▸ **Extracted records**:

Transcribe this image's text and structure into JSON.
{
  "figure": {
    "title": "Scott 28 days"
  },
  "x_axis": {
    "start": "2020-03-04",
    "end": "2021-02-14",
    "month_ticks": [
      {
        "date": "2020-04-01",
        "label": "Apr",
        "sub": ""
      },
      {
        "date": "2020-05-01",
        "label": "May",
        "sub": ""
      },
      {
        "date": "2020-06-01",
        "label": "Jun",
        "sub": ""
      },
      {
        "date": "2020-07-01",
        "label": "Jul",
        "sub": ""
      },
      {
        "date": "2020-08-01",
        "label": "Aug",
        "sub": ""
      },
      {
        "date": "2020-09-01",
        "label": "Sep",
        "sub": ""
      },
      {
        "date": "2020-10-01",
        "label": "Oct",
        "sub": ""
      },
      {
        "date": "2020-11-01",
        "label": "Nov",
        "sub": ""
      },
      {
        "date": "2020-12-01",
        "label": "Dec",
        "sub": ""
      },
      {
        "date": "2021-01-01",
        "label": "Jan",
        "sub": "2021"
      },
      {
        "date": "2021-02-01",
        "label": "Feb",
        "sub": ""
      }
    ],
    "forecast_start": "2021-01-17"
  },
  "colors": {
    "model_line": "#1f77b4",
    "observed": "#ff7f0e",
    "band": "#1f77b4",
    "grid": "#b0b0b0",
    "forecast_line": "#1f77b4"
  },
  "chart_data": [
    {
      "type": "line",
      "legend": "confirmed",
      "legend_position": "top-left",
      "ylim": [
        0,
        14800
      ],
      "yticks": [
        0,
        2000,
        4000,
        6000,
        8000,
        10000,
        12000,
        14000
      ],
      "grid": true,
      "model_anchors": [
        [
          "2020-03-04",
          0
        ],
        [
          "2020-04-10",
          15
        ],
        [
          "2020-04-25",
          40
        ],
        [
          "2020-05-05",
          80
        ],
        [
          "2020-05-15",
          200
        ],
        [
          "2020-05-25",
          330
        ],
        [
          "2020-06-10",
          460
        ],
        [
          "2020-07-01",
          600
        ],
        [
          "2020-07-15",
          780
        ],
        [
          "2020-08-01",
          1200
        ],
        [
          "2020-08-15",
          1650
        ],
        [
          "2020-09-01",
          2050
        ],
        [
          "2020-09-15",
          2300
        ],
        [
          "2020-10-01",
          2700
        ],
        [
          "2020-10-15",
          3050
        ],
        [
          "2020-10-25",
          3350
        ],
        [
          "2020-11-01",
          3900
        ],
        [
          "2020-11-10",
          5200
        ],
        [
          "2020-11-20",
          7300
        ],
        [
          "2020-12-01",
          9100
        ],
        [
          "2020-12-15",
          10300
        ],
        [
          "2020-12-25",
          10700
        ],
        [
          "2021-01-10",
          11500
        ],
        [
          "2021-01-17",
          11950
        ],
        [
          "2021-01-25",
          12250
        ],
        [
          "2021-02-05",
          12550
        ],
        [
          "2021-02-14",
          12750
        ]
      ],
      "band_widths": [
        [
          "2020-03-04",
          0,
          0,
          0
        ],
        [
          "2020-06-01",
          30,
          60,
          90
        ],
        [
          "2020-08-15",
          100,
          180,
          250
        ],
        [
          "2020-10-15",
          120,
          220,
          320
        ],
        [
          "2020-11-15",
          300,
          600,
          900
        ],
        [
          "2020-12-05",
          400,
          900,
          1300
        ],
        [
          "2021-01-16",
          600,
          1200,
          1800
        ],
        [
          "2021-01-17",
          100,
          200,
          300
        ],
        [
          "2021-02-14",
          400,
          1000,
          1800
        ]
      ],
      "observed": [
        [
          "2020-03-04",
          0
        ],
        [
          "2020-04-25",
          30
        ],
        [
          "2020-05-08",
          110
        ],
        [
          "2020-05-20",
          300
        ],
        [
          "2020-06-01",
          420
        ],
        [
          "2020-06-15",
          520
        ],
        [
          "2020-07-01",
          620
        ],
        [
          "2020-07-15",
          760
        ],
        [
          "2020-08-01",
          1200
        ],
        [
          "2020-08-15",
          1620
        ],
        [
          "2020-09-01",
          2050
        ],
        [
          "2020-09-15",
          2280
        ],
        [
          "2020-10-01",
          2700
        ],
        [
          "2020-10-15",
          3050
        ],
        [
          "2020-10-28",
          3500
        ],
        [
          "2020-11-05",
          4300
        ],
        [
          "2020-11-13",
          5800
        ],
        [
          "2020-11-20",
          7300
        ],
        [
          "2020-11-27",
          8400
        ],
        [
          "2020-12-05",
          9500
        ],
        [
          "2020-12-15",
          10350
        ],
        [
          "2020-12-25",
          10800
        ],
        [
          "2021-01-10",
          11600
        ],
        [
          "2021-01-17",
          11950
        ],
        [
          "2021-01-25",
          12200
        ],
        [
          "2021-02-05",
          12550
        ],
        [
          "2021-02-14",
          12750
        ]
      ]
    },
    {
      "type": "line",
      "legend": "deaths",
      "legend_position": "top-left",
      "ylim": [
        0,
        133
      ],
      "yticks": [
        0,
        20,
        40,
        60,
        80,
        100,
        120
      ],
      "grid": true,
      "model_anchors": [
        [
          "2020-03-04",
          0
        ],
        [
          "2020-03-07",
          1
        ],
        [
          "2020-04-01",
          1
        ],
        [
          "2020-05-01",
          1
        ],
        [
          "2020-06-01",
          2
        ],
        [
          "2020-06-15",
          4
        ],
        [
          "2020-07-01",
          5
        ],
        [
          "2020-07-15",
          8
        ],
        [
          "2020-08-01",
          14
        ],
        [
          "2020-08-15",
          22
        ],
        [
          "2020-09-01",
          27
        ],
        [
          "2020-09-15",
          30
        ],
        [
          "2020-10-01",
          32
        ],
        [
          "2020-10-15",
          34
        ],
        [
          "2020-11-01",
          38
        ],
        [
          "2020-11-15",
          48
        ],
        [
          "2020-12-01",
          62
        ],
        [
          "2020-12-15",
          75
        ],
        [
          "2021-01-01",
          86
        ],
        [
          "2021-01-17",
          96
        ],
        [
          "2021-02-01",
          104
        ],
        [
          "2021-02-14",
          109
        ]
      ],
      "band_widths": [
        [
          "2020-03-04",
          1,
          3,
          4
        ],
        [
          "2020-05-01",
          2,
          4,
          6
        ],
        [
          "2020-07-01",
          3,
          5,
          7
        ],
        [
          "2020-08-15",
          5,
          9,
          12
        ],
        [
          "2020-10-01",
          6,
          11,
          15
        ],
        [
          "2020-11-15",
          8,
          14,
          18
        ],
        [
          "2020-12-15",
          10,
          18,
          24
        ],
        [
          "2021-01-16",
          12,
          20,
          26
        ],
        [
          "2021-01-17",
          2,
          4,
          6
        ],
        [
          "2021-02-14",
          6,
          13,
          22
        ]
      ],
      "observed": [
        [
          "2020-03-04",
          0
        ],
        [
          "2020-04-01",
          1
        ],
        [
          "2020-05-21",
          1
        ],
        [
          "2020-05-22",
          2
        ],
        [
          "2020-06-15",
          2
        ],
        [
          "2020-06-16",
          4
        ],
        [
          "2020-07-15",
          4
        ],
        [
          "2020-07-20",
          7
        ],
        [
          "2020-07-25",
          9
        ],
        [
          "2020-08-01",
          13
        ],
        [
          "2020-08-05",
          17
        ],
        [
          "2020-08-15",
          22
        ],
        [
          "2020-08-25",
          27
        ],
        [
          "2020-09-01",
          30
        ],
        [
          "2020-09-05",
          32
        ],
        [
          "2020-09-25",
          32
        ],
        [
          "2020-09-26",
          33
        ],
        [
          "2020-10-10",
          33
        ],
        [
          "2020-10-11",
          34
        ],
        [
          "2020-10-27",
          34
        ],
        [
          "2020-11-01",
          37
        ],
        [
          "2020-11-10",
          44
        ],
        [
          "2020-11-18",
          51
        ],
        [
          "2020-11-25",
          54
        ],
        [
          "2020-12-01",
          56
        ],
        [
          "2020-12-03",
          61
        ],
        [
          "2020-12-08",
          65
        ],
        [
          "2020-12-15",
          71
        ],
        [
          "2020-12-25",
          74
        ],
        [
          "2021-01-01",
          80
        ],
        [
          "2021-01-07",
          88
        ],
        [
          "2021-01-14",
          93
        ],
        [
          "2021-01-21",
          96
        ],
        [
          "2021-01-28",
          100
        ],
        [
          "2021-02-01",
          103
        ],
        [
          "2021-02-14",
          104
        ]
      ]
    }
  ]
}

▸ **STATED PROBLEM**: Pick out all the lines with the word "label" in them and copy them.

▸ **RESPONSE**:
        "label": "Apr",
        "label": "May",
        "label": "Jun",
        "label": "Jul",
        "label": "Aug",
        "label": "Sep",
        "label": "Oct",
        "label": "Nov",
        "label": "Dec",
        "label": "Jan",
        "label": "Feb",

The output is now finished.